● Exercise aim:
Lines that hold the word "triển" should be located and copied.

● Raw records:
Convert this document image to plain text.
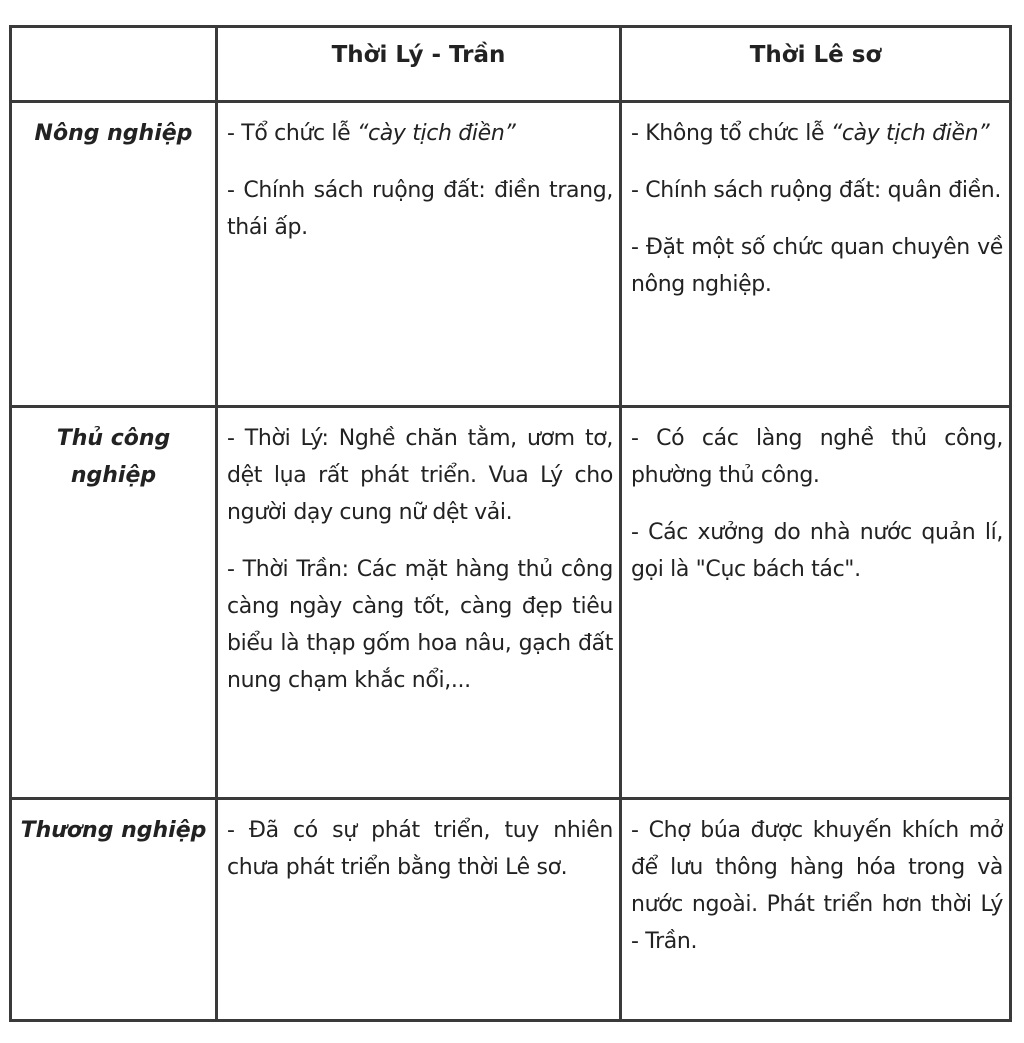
Thời Lý - Trần	Thời Lê sơ
Nông nghiệp	- Tổ chức lễ “cày tịch điền”

- Chính sách ruộng đất: điền trang, thái ấp.

- Không tổ chức lễ “cày tịch điền”

- Chính sách ruộng đất: quân điền.

- Đặt một số chức quan chuyên về nông nghiệp.

Thủ công nghiệp

- Thời Lý: Nghề chăn tằm, ươm tơ, dệt lụa rất phát triển. Vua Lý cho người dạy cung nữ dệt vải.

- Thời Trần: Các mặt hàng thủ công càng ngày càng tốt, càng đẹp tiêu biểu là thạp gốm hoa nâu, gạch đất nung chạm khắc nổi,...

- Có các làng nghề thủ công, phường thủ công.

- Các xưởng do nhà nước quản lí, gọi là "Cục bách tác".

Thương nghiệp - Đã có sự phát triển, tuy nhiên chưa phát triển bằng thời Lê sơ.

- Chợ búa được khuyến khích mở để lưu thông hàng hóa trong và nước ngoài. Phát triển hơn thời Lý - Trần.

● Response:
- Thời Lý: Nghề chăn tằm, ươm tơ, dệt lụa rất phát triển. Vua Lý cho người dạy cung nữ dệt vải.
Thương nghiệp - Đã có sự phát triển, tuy nhiên chưa phát triển bằng thời Lê sơ.
- Chợ búa được khuyến khích mở để lưu thông hàng hóa trong và nước ngoài. Phát triển hơn thời Lý - Trần.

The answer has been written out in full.